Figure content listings

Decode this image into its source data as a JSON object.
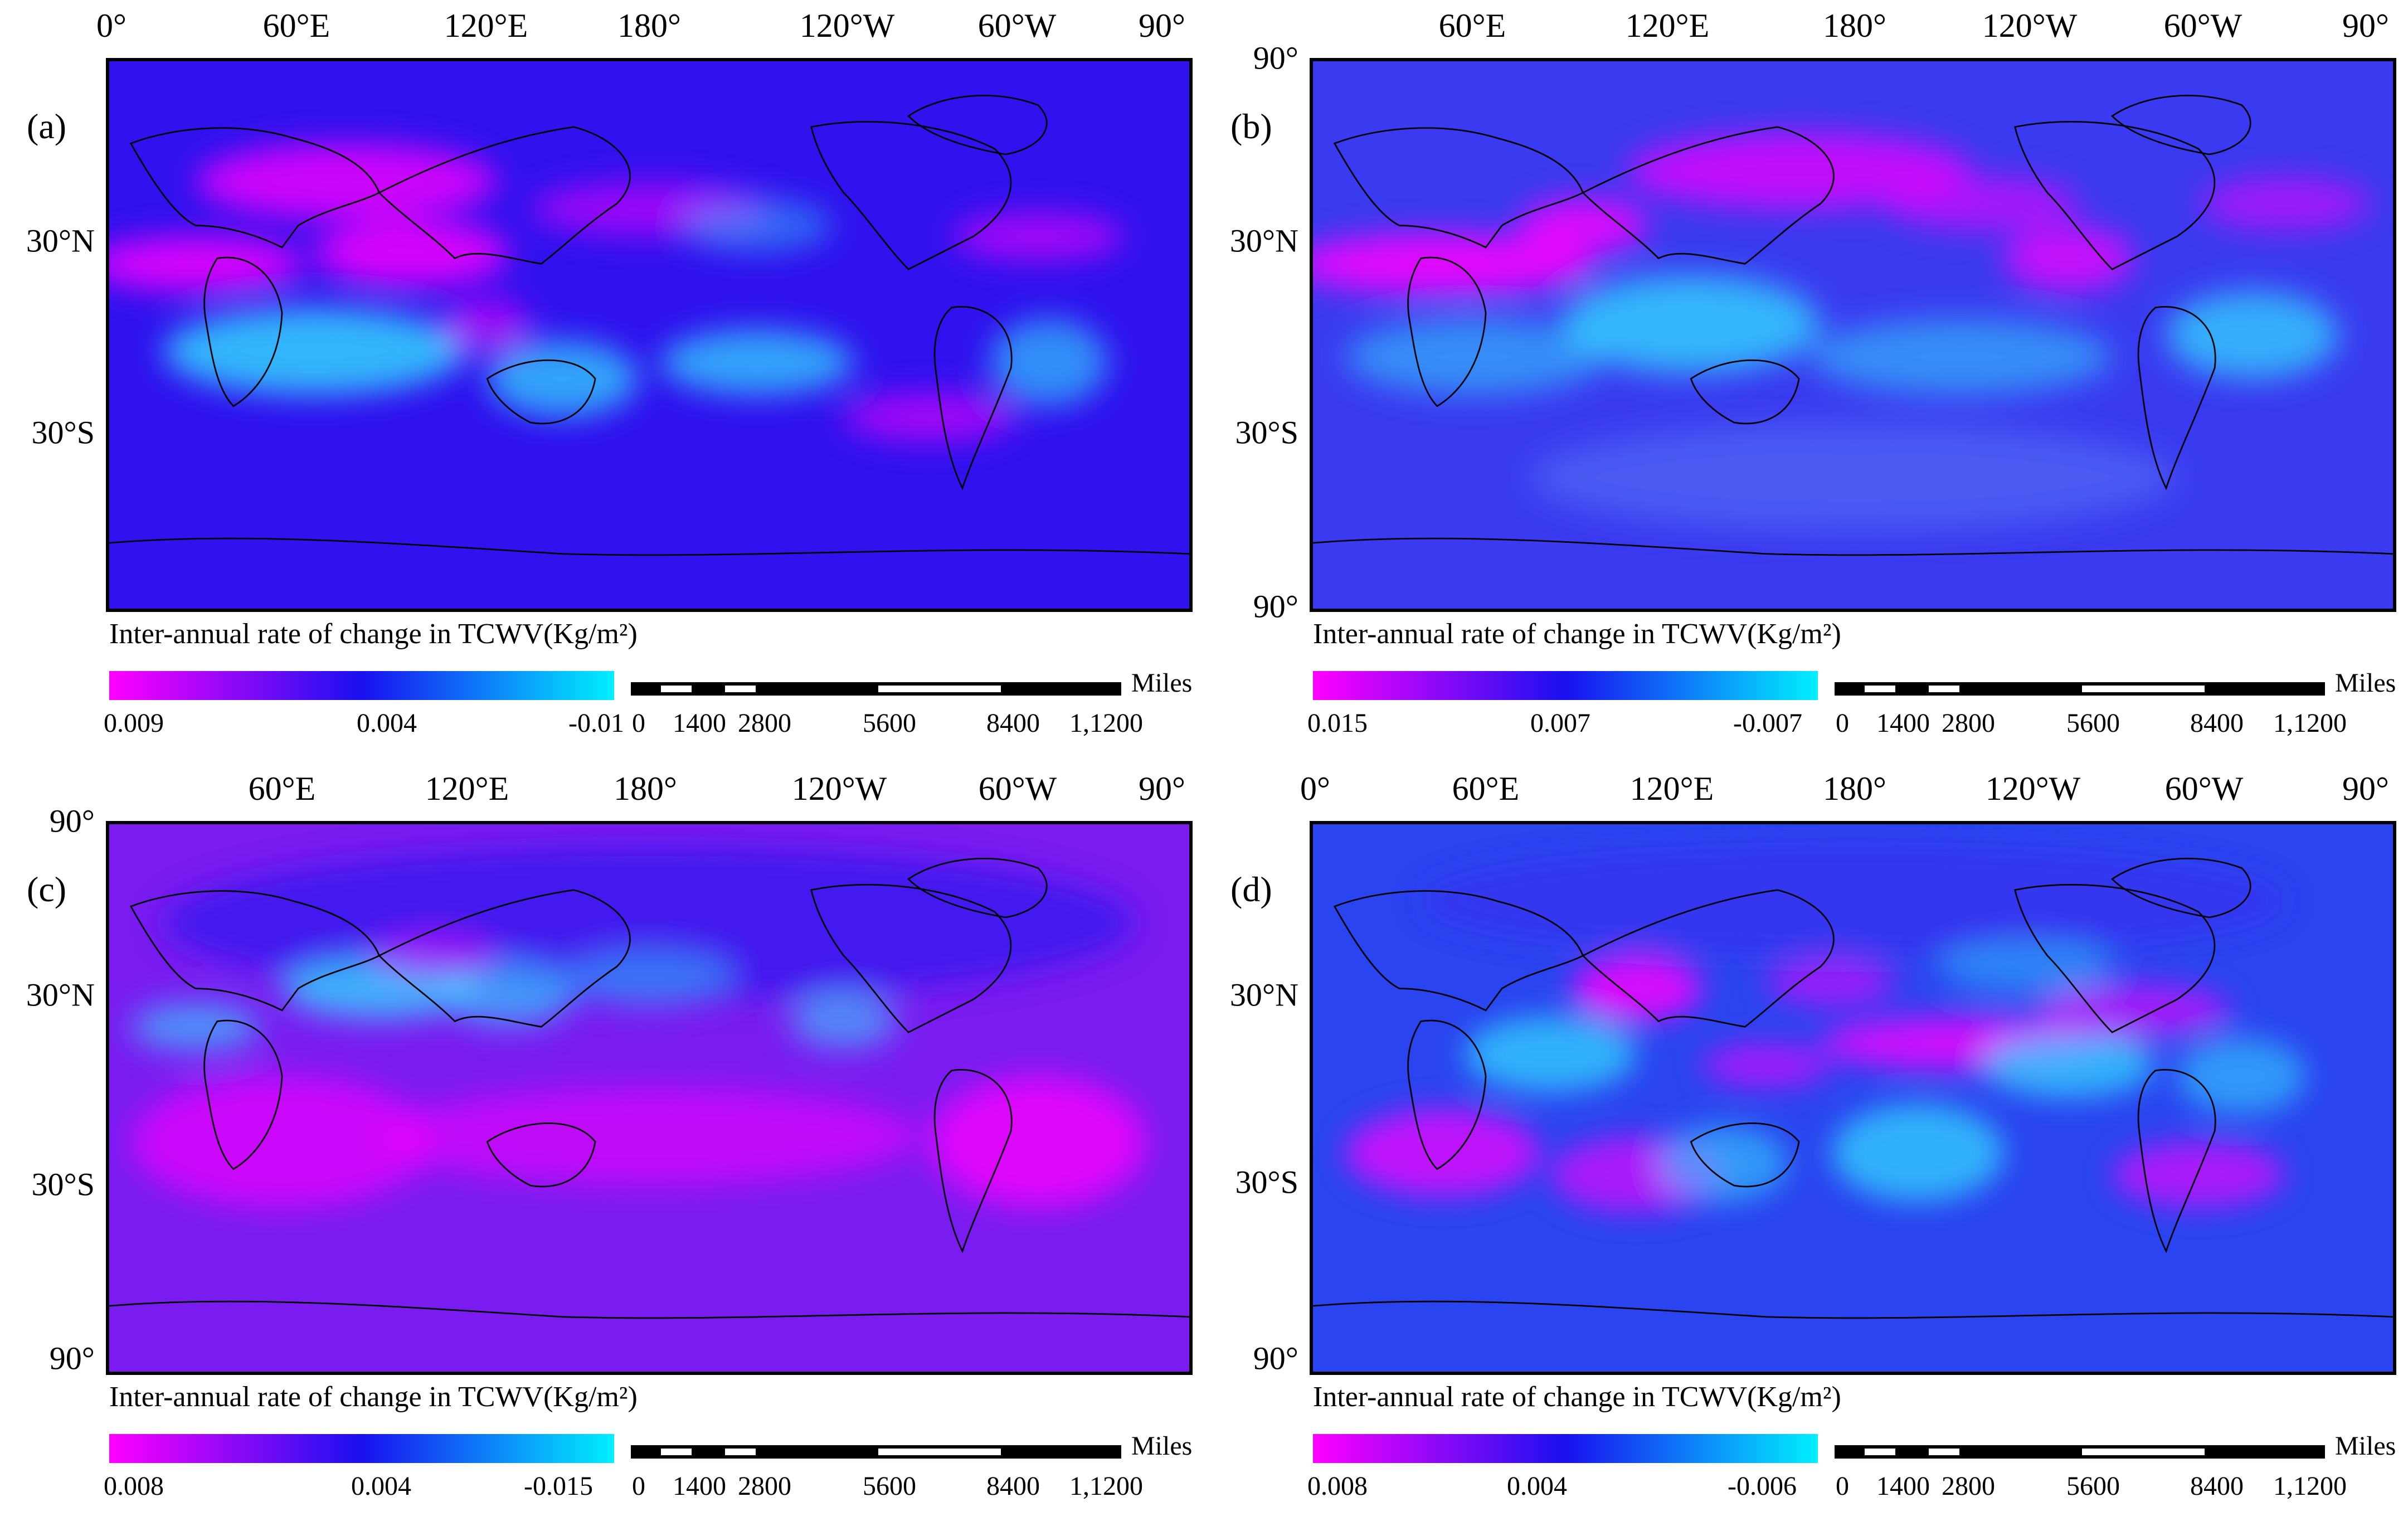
{
  "panels": [
    {
      "letter": "(a)",
      "lon_labels": [
        "0°",
        "60°E",
        "120°E",
        "180°",
        "120°W",
        "60°W",
        "90°"
      ],
      "lat_labels": [
        "30°N",
        "30°S"
      ],
      "colorbar": {
        "title": "Inter-annual rate of change in TCWV(Kg/m²)",
        "ticks": [
          "0.009",
          "0.004",
          "-0.01"
        ]
      }
    },
    {
      "letter": "(b)",
      "lon_labels": [
        "60°E",
        "120°E",
        "180°",
        "120°W",
        "60°W",
        "90°"
      ],
      "lat_labels": [
        "90°",
        "30°N",
        "30°S",
        "90°"
      ],
      "colorbar": {
        "title": "Inter-annual rate of change in TCWV(Kg/m²)",
        "ticks": [
          "0.015",
          "0.007",
          "-0.007"
        ]
      }
    },
    {
      "letter": "(c)",
      "lon_labels": [
        "60°E",
        "120°E",
        "180°",
        "120°W",
        "60°W",
        "90°"
      ],
      "lat_labels": [
        "90°",
        "30°N",
        "30°S",
        "90°"
      ],
      "colorbar": {
        "title": "Inter-annual rate of change in TCWV(Kg/m²)",
        "ticks": [
          "0.008",
          "0.004",
          "-0.015"
        ]
      }
    },
    {
      "letter": "(d)",
      "lon_labels": [
        "0°",
        "60°E",
        "120°E",
        "180°",
        "120°W",
        "60°W",
        "90°"
      ],
      "lat_labels": [
        "30°N",
        "30°S",
        "90°"
      ],
      "colorbar": {
        "title": "Inter-annual rate of change in TCWV(Kg/m²)",
        "ticks": [
          "0.008",
          "0.004",
          "-0.006"
        ]
      }
    }
  ],
  "scalebar": {
    "unit": "Miles",
    "ticks": [
      "0",
      "1400",
      "2800",
      "5600",
      "8400",
      "1,1200"
    ]
  },
  "colors": {
    "magenta": "#ff00ff",
    "blue": "#2a10f0",
    "cyan": "#00f0ff",
    "coast": "#000000"
  }
}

◆ WRITTEN REQUEST ◆
Return every line of the records exactly as given, pictures excluded.

◆ SOLUTION ◆
Decode this image into its source data as a JSON object.
{
  "panels": [
    {
      "letter": "(a)",
      "lon_labels": [
        "0°",
        "60°E",
        "120°E",
        "180°",
        "120°W",
        "60°W",
        "90°"
      ],
      "lat_labels": [
        "30°N",
        "30°S"
      ],
      "colorbar": {
        "title": "Inter-annual rate of change in TCWV(Kg/m²)",
        "ticks": [
          "0.009",
          "0.004",
          "-0.01"
        ]
      }
    },
    {
      "letter": "(b)",
      "lon_labels": [
        "60°E",
        "120°E",
        "180°",
        "120°W",
        "60°W",
        "90°"
      ],
      "lat_labels": [
        "90°",
        "30°N",
        "30°S",
        "90°"
      ],
      "colorbar": {
        "title": "Inter-annual rate of change in TCWV(Kg/m²)",
        "ticks": [
          "0.015",
          "0.007",
          "-0.007"
        ]
      }
    },
    {
      "letter": "(c)",
      "lon_labels": [
        "60°E",
        "120°E",
        "180°",
        "120°W",
        "60°W",
        "90°"
      ],
      "lat_labels": [
        "90°",
        "30°N",
        "30°S",
        "90°"
      ],
      "colorbar": {
        "title": "Inter-annual rate of change in TCWV(Kg/m²)",
        "ticks": [
          "0.008",
          "0.004",
          "-0.015"
        ]
      }
    },
    {
      "letter": "(d)",
      "lon_labels": [
        "0°",
        "60°E",
        "120°E",
        "180°",
        "120°W",
        "60°W",
        "90°"
      ],
      "lat_labels": [
        "30°N",
        "30°S",
        "90°"
      ],
      "colorbar": {
        "title": "Inter-annual rate of change in TCWV(Kg/m²)",
        "ticks": [
          "0.008",
          "0.004",
          "-0.006"
        ]
      }
    }
  ],
  "scalebar": {
    "unit": "Miles",
    "ticks": [
      "0",
      "1400",
      "2800",
      "5600",
      "8400",
      "1,1200"
    ]
  },
  "colors": {
    "magenta": "#ff00ff",
    "blue": "#2a10f0",
    "cyan": "#00f0ff",
    "coast": "#000000"
  }
}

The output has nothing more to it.